- SET PROBLEM -
Find and copy every line in the records that includes the string "Write".
══════════
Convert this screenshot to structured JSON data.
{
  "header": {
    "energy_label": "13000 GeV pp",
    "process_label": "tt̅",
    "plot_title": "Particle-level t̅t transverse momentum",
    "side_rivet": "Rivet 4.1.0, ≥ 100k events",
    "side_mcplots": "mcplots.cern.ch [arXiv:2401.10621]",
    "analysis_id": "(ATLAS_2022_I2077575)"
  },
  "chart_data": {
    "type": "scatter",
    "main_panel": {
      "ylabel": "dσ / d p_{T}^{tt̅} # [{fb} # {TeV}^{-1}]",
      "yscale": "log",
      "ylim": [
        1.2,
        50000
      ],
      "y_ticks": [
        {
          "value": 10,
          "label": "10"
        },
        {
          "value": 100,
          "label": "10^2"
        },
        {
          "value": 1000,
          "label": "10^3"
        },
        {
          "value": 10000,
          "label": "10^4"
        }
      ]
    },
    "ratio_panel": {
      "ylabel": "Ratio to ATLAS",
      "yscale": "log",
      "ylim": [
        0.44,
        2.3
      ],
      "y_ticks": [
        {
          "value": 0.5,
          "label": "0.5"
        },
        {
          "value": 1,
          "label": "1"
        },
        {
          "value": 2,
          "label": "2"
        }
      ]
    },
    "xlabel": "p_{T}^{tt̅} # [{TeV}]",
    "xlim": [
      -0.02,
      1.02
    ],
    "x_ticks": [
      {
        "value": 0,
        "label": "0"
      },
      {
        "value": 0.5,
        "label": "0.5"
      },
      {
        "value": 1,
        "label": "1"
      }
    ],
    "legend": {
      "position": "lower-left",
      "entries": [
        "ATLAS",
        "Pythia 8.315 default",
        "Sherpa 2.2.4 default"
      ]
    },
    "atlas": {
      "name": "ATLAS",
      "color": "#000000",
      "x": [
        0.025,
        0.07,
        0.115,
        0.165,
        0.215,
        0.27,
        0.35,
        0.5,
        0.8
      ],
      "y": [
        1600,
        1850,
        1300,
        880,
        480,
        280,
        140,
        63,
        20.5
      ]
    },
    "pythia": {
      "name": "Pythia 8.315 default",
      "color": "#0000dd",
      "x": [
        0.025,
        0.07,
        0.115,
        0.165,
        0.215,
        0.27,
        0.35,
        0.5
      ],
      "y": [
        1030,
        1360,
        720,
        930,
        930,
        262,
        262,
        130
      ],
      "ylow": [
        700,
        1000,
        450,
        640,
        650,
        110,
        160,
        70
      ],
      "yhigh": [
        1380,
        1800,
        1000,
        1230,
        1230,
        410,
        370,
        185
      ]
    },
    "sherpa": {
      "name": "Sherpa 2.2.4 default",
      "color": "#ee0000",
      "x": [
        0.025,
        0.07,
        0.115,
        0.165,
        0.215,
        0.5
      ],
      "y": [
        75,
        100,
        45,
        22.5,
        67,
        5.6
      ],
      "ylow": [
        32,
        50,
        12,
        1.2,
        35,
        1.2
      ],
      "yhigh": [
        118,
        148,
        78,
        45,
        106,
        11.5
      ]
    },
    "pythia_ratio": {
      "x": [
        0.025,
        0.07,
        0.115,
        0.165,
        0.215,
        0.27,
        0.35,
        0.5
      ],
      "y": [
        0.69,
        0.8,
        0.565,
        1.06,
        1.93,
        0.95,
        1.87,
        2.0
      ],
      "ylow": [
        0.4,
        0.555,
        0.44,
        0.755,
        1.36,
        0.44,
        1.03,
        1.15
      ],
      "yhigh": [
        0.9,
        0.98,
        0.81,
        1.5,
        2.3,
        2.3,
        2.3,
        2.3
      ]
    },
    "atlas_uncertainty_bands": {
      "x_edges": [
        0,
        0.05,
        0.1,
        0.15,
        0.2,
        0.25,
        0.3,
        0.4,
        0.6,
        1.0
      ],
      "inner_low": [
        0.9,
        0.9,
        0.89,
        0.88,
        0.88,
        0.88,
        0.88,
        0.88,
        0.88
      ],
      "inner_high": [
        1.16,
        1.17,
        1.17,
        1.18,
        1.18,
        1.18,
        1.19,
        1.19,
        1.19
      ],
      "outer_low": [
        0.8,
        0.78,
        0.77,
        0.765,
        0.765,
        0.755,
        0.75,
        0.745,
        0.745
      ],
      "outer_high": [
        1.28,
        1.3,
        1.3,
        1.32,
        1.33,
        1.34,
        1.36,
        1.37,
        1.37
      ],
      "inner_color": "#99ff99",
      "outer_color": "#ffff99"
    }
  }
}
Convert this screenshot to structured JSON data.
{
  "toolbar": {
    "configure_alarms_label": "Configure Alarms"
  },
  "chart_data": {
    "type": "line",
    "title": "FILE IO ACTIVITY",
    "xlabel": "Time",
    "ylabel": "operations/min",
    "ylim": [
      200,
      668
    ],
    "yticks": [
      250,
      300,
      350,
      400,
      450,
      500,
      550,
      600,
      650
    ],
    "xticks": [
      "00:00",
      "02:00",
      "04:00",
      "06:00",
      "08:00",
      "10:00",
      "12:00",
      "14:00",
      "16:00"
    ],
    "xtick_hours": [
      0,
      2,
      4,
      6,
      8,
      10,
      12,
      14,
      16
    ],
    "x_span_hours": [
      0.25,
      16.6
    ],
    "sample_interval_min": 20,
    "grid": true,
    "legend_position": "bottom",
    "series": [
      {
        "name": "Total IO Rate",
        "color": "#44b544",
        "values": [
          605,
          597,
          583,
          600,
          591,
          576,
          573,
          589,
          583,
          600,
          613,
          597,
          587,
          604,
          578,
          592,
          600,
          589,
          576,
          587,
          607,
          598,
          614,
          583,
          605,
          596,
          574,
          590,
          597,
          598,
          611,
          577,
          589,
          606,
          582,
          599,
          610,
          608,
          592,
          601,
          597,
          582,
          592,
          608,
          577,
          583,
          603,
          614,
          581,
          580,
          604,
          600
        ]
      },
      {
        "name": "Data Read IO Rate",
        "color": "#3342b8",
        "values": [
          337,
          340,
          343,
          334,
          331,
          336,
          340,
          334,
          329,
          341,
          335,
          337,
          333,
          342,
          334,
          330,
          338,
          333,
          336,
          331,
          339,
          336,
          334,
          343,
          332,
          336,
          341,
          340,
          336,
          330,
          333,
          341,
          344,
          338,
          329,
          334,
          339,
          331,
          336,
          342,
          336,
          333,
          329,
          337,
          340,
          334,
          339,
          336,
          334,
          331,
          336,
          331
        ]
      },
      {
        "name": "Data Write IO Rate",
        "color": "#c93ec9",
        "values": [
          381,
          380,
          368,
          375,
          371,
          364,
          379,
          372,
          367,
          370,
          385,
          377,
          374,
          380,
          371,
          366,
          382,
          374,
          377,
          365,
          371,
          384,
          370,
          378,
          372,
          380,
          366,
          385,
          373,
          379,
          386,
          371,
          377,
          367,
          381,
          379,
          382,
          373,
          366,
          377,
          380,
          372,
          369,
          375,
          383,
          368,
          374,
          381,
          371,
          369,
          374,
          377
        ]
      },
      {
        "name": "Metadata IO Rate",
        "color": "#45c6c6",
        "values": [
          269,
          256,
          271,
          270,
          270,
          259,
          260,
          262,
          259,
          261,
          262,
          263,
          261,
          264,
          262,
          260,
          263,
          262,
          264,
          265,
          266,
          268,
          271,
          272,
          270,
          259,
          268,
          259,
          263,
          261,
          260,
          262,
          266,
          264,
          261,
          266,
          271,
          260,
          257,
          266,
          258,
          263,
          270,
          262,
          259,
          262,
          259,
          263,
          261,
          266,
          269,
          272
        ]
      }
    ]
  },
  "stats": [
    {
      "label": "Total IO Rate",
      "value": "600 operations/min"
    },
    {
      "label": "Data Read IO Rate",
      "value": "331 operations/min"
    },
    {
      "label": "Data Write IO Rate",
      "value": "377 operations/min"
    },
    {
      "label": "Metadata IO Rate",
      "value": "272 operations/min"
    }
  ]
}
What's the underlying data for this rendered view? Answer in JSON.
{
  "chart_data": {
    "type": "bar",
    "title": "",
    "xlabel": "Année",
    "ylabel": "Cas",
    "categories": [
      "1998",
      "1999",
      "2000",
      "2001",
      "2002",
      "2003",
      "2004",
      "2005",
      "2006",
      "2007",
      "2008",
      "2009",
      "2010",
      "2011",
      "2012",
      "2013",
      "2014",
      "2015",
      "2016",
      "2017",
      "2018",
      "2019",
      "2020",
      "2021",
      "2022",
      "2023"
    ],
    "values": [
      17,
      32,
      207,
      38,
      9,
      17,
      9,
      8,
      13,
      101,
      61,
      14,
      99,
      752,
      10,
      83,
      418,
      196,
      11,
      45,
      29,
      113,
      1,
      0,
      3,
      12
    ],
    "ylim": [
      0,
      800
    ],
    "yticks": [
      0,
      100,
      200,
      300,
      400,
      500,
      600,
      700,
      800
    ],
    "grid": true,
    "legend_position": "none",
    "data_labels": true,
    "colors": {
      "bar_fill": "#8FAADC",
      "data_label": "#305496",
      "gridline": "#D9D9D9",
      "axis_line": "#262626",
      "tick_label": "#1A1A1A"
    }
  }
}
══════════
- ANSWER -
        "name": "Data Write IO Rate",
      "label": "Data Write IO Rate",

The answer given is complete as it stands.